## Short problem
Select and copy out every line in the records containing "screenshot".

(Items listed in a dataset)
+ + + + +
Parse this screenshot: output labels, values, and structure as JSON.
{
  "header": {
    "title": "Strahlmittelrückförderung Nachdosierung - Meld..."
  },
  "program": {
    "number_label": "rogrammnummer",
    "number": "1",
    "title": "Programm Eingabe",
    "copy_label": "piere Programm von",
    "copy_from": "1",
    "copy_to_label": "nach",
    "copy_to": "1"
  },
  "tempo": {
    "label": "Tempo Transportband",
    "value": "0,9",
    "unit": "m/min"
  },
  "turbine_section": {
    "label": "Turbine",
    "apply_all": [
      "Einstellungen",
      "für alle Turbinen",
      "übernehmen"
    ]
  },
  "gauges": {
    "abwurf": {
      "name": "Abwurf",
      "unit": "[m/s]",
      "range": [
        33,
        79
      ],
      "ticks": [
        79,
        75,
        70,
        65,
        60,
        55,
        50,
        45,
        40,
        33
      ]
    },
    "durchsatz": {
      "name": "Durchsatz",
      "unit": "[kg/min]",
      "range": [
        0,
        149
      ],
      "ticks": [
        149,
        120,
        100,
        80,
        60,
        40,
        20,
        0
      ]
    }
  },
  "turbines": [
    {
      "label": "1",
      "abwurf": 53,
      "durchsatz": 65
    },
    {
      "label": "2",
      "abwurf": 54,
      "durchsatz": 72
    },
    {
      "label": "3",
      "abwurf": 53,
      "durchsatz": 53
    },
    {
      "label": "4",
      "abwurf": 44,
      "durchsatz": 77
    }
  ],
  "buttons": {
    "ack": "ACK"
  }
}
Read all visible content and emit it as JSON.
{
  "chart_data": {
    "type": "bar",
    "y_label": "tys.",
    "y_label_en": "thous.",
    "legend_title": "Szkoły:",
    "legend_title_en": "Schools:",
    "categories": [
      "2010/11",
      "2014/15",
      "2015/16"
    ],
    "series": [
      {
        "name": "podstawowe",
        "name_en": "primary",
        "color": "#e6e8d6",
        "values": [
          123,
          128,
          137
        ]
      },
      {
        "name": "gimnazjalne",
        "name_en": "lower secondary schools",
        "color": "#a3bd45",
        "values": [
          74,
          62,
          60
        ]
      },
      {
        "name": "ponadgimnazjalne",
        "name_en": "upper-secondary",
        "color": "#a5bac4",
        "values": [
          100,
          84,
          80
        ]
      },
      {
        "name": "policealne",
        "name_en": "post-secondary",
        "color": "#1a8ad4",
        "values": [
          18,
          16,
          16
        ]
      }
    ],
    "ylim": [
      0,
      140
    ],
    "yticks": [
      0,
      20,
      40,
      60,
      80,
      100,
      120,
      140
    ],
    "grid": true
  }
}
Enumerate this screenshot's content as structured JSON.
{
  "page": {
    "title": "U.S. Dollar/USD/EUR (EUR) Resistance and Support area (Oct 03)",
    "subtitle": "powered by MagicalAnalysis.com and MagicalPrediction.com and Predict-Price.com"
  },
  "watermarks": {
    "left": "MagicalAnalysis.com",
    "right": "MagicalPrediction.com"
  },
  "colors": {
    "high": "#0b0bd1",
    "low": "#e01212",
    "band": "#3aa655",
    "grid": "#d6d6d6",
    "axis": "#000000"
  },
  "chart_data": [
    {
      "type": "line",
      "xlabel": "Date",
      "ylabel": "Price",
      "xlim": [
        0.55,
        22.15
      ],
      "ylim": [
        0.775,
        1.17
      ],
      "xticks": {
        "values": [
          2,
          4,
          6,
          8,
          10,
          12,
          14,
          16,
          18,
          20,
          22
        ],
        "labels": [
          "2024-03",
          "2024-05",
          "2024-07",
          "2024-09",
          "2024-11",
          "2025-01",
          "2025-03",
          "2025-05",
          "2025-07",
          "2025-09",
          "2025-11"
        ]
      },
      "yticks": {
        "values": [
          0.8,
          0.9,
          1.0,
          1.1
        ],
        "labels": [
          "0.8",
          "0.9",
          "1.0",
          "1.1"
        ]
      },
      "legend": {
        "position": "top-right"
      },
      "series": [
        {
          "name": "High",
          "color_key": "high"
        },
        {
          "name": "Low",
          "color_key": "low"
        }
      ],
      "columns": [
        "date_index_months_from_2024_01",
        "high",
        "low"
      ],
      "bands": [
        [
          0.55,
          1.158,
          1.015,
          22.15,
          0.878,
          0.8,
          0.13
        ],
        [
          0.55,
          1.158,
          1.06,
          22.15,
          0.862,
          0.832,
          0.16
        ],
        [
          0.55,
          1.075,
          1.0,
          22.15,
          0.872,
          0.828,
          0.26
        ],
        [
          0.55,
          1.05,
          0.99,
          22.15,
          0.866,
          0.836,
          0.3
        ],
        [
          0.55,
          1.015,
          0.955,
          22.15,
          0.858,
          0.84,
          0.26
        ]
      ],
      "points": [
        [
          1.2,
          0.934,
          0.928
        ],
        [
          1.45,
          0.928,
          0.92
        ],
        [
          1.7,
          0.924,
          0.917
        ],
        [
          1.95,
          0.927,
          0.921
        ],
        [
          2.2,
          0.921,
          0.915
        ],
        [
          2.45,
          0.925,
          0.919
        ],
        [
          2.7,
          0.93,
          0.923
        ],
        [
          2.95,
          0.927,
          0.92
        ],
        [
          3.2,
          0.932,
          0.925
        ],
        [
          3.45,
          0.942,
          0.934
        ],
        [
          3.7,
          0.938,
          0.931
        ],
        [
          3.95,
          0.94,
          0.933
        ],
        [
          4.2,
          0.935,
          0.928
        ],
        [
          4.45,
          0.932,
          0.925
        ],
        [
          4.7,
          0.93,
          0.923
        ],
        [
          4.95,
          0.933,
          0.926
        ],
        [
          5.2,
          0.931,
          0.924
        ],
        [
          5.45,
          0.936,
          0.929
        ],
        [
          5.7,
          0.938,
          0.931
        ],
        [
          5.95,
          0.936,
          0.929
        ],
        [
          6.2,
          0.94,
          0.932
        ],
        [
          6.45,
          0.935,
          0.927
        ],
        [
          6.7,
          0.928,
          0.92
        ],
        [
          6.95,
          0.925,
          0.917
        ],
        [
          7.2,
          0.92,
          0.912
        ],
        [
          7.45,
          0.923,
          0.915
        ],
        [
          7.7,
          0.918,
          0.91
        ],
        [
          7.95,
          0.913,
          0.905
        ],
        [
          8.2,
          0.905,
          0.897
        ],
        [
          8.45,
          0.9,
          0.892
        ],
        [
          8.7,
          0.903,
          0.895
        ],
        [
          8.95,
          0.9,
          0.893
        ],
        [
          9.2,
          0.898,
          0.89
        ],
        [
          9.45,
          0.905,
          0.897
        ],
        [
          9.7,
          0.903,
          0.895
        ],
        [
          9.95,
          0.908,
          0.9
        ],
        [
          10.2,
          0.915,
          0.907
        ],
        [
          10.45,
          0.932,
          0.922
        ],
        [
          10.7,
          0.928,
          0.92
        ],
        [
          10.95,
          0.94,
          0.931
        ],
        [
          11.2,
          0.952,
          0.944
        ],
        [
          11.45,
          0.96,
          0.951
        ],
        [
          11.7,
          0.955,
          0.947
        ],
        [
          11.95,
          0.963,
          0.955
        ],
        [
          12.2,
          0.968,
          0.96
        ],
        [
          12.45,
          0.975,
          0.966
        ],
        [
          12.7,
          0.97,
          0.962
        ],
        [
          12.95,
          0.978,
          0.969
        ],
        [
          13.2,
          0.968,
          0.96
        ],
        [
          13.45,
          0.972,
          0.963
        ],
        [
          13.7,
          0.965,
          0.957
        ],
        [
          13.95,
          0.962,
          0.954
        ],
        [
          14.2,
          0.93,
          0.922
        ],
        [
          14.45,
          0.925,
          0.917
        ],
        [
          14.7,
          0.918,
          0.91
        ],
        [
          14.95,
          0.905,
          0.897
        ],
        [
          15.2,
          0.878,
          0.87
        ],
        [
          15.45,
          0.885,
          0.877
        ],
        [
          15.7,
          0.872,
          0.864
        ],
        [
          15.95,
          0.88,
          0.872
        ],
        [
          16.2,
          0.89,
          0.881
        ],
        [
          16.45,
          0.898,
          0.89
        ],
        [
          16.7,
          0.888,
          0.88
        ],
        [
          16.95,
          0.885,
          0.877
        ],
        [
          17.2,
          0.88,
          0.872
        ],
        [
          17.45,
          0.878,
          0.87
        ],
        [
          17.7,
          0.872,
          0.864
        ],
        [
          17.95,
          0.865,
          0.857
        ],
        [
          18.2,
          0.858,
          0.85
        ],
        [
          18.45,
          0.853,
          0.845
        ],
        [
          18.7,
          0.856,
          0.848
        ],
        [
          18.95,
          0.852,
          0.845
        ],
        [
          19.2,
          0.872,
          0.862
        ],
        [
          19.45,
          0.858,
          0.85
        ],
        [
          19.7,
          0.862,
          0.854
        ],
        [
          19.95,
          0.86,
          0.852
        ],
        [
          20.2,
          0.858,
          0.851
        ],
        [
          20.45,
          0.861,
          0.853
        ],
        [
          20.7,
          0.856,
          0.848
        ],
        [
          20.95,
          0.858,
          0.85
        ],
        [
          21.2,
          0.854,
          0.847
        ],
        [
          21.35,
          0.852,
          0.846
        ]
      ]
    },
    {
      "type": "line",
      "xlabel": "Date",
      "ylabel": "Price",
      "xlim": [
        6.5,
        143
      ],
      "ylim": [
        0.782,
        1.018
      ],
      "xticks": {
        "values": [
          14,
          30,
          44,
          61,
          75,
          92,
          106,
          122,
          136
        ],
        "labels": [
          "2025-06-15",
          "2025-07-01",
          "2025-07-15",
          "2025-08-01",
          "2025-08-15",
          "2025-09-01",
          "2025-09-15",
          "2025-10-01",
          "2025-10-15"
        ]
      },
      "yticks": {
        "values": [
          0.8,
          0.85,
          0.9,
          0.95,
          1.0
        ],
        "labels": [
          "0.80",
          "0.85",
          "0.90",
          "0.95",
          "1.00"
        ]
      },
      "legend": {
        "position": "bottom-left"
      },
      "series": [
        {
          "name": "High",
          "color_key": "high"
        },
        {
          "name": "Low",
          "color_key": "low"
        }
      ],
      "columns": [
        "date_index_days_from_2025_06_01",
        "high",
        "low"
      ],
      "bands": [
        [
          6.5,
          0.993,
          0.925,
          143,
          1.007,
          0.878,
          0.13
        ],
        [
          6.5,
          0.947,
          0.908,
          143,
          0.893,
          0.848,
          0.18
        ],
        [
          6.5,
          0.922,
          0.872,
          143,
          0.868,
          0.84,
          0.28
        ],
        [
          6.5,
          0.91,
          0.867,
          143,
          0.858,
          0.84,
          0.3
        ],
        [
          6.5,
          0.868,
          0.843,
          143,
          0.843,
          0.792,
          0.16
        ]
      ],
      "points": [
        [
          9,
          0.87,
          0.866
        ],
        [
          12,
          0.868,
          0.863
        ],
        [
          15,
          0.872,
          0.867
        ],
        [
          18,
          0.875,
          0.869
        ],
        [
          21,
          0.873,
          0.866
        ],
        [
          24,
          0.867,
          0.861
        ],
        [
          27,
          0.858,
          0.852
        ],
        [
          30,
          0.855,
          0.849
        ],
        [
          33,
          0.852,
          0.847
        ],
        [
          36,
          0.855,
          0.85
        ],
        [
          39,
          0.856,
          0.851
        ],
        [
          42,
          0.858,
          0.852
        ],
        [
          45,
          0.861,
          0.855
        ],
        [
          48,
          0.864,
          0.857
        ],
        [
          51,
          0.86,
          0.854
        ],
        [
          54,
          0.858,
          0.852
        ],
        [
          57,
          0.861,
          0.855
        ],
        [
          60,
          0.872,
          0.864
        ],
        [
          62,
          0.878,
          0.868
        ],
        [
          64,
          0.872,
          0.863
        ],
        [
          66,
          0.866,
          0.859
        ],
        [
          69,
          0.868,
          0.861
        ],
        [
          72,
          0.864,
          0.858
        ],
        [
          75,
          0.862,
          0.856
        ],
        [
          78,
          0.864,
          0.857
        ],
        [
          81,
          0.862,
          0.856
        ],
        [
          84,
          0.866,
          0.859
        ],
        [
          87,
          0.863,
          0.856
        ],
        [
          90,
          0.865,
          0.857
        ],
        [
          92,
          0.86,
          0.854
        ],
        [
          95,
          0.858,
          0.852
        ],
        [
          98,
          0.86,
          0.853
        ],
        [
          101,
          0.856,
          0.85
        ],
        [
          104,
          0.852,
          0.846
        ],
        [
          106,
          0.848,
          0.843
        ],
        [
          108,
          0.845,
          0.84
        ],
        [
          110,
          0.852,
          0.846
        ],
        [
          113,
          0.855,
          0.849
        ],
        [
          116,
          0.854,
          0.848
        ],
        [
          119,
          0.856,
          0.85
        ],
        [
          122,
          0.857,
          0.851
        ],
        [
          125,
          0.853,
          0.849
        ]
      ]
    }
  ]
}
+ + + + +
## Task output
Parse this screenshot: output labels, values, and structure as JSON.
Enumerate this screenshot's content as structured JSON.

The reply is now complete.